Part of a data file
* * *

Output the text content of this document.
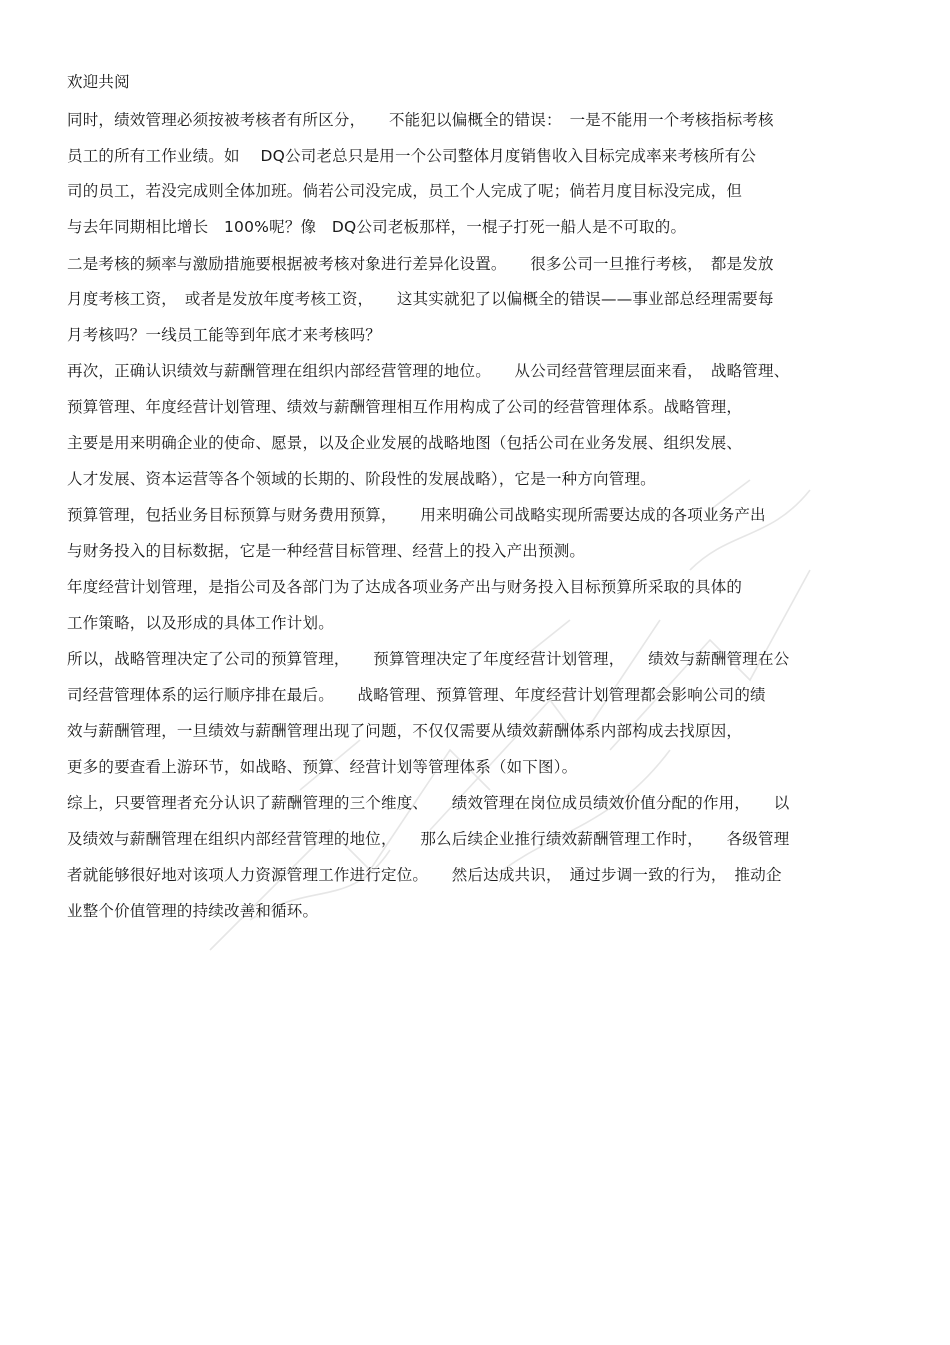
欢迎共阅
同时，绩效管理必须按被考核者有所区分，　　不能犯以偏概全的错误：　一是不能用一个考核指标考核
员工的所有工作业绩。如　 DQ公司老总只是用一个公司整体月度销售收入目标完成率来考核所有公
司的员工，若没完成则全体加班。倘若公司没完成，员工个人完成了呢；倘若月度目标没完成，但
与去年同期相比增长　100%呢？像　DQ公司老板那样，一棍子打死一船人是不可取的。
二是考核的频率与激励措施要根据被考核对象进行差异化设置。　　很多公司一旦推行考核，　都是发放
月度考核工资，　或者是发放年度考核工资，　　这其实就犯了以偏概全的错误——事业部总经理需要每
月考核吗？一线员工能等到年底才来考核吗？
再次，正确认识绩效与薪酬管理在组织内部经营管理的地位。　　从公司经营管理层面来看，　战略管理、
预算管理、年度经营计划管理、绩效与薪酬管理相互作用构成了公司的经营管理体系。战略管理，
主要是用来明确企业的使命、愿景，以及企业发展的战略地图（包括公司在业务发展、组织发展、
人才发展、资本运营等各个领域的长期的、阶段性的发展战略），它是一种方向管理。
预算管理，包括业务目标预算与财务费用预算，　　用来明确公司战略实现所需要达成的各项业务产出
与财务投入的目标数据，它是一种经营目标管理、经营上的投入产出预测。
年度经营计划管理，是指公司及各部门为了达成各项业务产出与财务投入目标预算所采取的具体的
工作策略，以及形成的具体工作计划。
所以，战略管理决定了公司的预算管理，　　预算管理决定了年度经营计划管理，　　绩效与薪酬管理在公
司经营管理体系的运行顺序排在最后。　　战略管理、预算管理、年度经营计划管理都会影响公司的绩
效与薪酬管理，一旦绩效与薪酬管理出现了问题，不仅仅需要从绩效薪酬体系内部构成去找原因，
更多的要查看上游环节，如战略、预算、经营计划等管理体系（如下图）。
综上，只要管理者充分认识了薪酬管理的三个维度、　　绩效管理在岗位成员绩效价值分配的作用，　　以
及绩效与薪酬管理在组织内部经营管理的地位，　　那么后续企业推行绩效薪酬管理工作时，　　各级管理
者就能够很好地对该项人力资源管理工作进行定位。　　然后达成共识，　通过步调一致的行为，　推动企
业整个价值管理的持续改善和循环。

* * *

> _Requirements_:
Copy the material above in full and exactly, skipping pictures.

> _Completed task_:
Output the text content of this document.
欢迎共阅
同时，绩效管理必须按被考核者有所区分，　　不能犯以偏概全的错误：　一是不能用一个考核指标考核
员工的所有工作业绩。如　 DQ公司老总只是用一个公司整体月度销售收入目标完成率来考核所有公
司的员工，若没完成则全体加班。倘若公司没完成，员工个人完成了呢；倘若月度目标没完成，但
与去年同期相比增长　100%呢？像　DQ公司老板那样，一棍子打死一船人是不可取的。
二是考核的频率与激励措施要根据被考核对象进行差异化设置。　　很多公司一旦推行考核，　都是发放
月度考核工资，　或者是发放年度考核工资，　　这其实就犯了以偏概全的错误——事业部总经理需要每
月考核吗？一线员工能等到年底才来考核吗？
再次，正确认识绩效与薪酬管理在组织内部经营管理的地位。　　从公司经营管理层面来看，　战略管理、
预算管理、年度经营计划管理、绩效与薪酬管理相互作用构成了公司的经营管理体系。战略管理，
主要是用来明确企业的使命、愿景，以及企业发展的战略地图（包括公司在业务发展、组织发展、
人才发展、资本运营等各个领域的长期的、阶段性的发展战略），它是一种方向管理。
预算管理，包括业务目标预算与财务费用预算，　　用来明确公司战略实现所需要达成的各项业务产出
与财务投入的目标数据，它是一种经营目标管理、经营上的投入产出预测。
年度经营计划管理，是指公司及各部门为了达成各项业务产出与财务投入目标预算所采取的具体的
工作策略，以及形成的具体工作计划。
所以，战略管理决定了公司的预算管理，　　预算管理决定了年度经营计划管理，　　绩效与薪酬管理在公
司经营管理体系的运行顺序排在最后。　　战略管理、预算管理、年度经营计划管理都会影响公司的绩
效与薪酬管理，一旦绩效与薪酬管理出现了问题，不仅仅需要从绩效薪酬体系内部构成去找原因，
更多的要查看上游环节，如战略、预算、经营计划等管理体系（如下图）。
综上，只要管理者充分认识了薪酬管理的三个维度、　　绩效管理在岗位成员绩效价值分配的作用，　　以
及绩效与薪酬管理在组织内部经营管理的地位，　　那么后续企业推行绩效薪酬管理工作时，　　各级管理
者就能够很好地对该项人力资源管理工作进行定位。　　然后达成共识，　通过步调一致的行为，　推动企
业整个价值管理的持续改善和循环。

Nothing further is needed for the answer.